Extracted records:
###

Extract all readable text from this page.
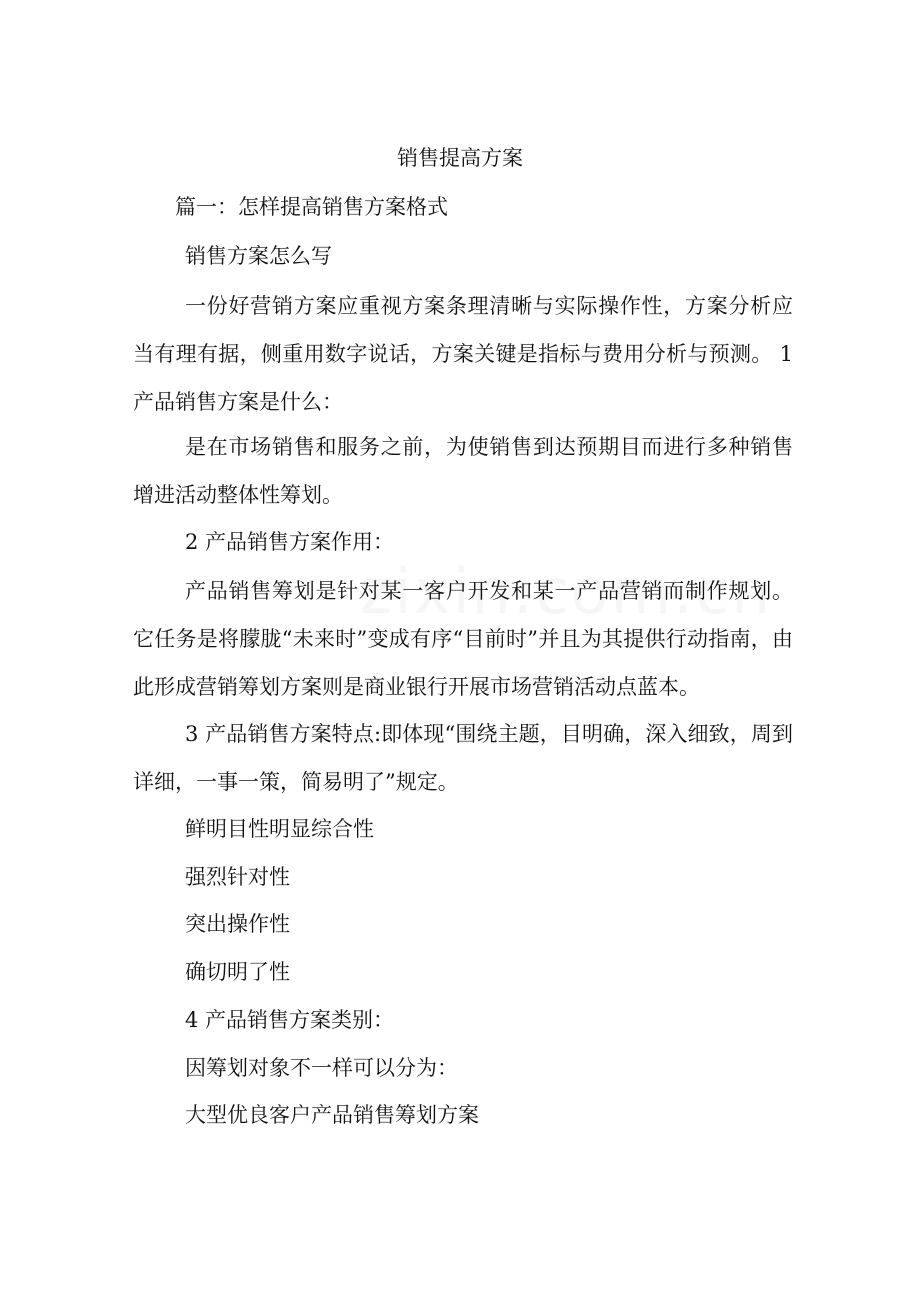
销售提高方案
篇一：怎样提高销售方案格式
销售方案怎么写

一份好营销方案应重视方案条理清晰与实际操作性，方案分析应当有理有据，侧重用数字说话，方案关键是指标与费用分析与预测。 1 产品销售方案是什么：

是在市场销售和服务之前，为使销售到达预期目而进行多种销售增进活动整体性筹划。

2 产品销售方案作用：

产品销售筹划是针对某一客户开发和某一产品营销而制作规划。它任务是将朦胧“未来时”变成有序“目前时”并且为其提供行动指南，由此形成营销筹划方案则是商业银行开展市场营销活动点蓝本。

3 产品销售方案特点:即体现“围绕主题，目明确，深入细致，周到详细，一事一策，简易明了”规定。

鲜明目性明显综合性
强烈针对性
突出操作性
确切明了性
4 产品销售方案类别：
因筹划对象不一样可以分为：
大型优良客户产品销售筹划方案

###

» **WRITTEN REQUEST**: Output every entry verbatim. Pictures do not belong in the copy.

» **RESPONSE TO THE EXERCISE**:
Extract all readable text from this page.
销售提高方案
篇一：怎样提高销售方案格式
销售方案怎么写

一份好营销方案应重视方案条理清晰与实际操作性，方案分析应当有理有据，侧重用数字说话，方案关键是指标与费用分析与预测。 1 产品销售方案是什么：

是在市场销售和服务之前，为使销售到达预期目而进行多种销售增进活动整体性筹划。

2 产品销售方案作用：

产品销售筹划是针对某一客户开发和某一产品营销而制作规划。它任务是将朦胧“未来时”变成有序“目前时”并且为其提供行动指南，由此形成营销筹划方案则是商业银行开展市场营销活动点蓝本。

3 产品销售方案特点:即体现“围绕主题，目明确，深入细致，周到详细，一事一策，简易明了”规定。

鲜明目性明显综合性
强烈针对性
突出操作性
确切明了性
4 产品销售方案类别：
因筹划对象不一样可以分为：
大型优良客户产品销售筹划方案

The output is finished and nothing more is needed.